* **MATERIAL FOR THIS TASK**
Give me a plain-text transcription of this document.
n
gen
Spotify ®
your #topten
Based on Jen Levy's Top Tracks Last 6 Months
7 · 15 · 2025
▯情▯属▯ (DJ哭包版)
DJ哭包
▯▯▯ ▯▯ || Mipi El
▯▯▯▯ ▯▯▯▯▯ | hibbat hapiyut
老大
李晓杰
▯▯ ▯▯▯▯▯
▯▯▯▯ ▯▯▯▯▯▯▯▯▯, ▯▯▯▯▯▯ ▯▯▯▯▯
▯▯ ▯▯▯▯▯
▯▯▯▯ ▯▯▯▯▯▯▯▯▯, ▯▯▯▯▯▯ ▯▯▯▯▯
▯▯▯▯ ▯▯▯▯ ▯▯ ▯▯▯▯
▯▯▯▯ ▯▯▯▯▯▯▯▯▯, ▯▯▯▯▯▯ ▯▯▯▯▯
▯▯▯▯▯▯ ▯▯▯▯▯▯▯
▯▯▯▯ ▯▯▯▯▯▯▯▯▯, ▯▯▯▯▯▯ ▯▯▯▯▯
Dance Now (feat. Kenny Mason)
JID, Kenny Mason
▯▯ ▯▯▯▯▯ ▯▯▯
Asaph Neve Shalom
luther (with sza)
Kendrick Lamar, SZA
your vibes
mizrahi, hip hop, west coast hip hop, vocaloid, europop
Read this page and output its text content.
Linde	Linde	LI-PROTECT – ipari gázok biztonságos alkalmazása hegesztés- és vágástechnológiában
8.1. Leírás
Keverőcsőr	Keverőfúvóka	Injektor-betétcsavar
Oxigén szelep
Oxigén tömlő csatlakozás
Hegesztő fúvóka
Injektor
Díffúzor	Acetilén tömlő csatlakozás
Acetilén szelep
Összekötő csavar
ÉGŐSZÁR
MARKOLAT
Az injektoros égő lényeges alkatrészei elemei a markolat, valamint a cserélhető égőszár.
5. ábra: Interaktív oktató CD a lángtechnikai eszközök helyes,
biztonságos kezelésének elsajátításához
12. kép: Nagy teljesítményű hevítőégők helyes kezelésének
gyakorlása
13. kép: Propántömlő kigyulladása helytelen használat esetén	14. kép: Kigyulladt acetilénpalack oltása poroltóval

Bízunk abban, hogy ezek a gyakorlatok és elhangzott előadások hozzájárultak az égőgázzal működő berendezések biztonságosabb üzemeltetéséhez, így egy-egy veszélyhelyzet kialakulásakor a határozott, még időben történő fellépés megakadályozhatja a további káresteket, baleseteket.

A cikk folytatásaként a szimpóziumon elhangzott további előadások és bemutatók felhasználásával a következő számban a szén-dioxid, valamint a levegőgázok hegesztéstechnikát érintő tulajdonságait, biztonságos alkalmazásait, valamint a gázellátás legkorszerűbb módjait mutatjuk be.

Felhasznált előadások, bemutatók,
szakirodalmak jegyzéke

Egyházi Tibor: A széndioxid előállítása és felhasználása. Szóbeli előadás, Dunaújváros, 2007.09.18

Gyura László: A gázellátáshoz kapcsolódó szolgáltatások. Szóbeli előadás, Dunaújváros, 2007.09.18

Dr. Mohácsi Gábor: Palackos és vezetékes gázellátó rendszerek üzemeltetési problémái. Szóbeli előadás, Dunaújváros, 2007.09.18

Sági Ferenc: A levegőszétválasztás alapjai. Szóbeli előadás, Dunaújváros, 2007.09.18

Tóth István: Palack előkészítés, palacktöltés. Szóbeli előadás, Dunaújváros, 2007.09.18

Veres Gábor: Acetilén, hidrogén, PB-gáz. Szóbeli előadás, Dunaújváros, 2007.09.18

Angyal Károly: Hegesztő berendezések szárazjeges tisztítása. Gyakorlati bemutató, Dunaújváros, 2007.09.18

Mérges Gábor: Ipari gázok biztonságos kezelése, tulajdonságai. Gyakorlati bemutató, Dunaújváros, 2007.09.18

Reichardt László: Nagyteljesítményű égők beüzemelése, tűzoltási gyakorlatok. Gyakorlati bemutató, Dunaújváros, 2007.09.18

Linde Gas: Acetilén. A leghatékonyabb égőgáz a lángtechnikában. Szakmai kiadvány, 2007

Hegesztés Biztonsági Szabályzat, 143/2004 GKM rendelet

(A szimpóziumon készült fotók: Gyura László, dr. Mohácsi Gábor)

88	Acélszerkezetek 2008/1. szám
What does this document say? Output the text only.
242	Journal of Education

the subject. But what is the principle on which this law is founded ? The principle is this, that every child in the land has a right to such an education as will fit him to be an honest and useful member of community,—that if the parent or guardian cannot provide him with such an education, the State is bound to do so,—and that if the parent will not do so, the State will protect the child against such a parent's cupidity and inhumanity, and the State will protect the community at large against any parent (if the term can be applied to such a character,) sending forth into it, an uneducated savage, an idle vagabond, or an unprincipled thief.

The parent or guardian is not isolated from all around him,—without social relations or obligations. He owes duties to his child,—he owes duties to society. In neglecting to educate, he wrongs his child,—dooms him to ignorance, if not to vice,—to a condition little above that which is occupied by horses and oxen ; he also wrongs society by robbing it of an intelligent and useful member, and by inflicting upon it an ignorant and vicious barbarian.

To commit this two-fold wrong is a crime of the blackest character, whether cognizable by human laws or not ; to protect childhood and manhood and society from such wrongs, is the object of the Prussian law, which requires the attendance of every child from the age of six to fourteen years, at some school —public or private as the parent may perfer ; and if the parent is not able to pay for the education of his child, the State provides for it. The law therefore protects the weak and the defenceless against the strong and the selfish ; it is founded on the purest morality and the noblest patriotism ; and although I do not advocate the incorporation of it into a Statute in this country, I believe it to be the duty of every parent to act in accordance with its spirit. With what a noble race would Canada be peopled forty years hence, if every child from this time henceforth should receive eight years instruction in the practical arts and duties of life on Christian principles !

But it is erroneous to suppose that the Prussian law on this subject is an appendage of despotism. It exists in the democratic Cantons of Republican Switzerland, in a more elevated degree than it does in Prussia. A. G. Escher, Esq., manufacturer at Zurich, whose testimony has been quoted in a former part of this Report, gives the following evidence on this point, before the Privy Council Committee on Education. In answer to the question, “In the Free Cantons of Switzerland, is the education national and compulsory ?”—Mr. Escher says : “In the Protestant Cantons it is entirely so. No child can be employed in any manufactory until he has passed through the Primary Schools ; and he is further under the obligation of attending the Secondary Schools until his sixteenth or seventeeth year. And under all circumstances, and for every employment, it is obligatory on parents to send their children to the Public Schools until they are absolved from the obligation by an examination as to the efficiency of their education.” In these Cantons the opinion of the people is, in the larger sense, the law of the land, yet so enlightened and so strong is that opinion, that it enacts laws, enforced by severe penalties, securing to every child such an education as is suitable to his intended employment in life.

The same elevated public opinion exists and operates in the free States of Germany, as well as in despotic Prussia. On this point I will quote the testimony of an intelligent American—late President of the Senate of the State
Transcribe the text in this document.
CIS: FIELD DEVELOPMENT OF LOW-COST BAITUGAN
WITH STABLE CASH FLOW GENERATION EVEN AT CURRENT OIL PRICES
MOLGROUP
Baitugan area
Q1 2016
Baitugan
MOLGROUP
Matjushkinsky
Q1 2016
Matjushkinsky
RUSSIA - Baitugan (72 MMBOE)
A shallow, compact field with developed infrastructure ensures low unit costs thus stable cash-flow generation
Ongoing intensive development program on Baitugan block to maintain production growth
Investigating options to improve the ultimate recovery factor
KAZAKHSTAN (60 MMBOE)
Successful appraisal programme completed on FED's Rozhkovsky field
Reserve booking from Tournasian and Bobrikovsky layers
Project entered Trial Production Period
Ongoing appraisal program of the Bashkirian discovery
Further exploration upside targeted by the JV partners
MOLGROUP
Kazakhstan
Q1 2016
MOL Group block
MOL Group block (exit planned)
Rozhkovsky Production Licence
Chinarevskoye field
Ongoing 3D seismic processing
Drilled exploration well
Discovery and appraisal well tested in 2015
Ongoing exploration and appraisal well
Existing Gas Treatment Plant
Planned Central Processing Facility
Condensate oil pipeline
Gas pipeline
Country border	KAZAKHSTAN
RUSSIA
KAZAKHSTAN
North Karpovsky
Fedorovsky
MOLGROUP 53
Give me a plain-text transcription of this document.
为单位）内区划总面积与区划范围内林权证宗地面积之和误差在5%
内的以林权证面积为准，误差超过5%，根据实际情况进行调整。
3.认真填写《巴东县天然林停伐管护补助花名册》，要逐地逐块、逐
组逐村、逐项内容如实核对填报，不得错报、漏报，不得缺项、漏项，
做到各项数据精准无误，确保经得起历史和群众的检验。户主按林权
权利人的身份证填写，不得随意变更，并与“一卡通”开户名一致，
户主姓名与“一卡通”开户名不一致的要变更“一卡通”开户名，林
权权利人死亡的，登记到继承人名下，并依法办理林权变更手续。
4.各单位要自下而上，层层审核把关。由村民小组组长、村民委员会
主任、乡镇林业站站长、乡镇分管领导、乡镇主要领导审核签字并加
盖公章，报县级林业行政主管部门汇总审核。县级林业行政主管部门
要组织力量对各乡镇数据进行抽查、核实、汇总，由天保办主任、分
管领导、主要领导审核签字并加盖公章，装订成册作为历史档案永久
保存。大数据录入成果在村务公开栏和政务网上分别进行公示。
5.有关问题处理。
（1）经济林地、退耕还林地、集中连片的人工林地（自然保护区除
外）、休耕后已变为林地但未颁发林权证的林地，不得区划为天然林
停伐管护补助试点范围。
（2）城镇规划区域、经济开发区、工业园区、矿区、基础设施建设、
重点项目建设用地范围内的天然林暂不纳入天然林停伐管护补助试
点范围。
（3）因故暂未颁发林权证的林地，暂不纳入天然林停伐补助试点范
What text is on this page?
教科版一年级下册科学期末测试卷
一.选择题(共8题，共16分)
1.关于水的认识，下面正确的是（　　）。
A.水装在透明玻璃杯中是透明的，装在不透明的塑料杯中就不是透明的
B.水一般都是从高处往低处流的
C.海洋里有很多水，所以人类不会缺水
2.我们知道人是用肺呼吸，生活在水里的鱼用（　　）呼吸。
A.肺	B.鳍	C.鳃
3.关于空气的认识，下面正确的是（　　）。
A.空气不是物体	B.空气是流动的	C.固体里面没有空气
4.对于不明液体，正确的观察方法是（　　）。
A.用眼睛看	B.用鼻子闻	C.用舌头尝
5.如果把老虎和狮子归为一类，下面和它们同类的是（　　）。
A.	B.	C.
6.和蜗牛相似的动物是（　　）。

* **REQUIRED TASK**
Each line in the entries above that includes the string "pipeline" should be extracted.

* **THE ANSWER**
Condensate oil pipeline
Gas pipeline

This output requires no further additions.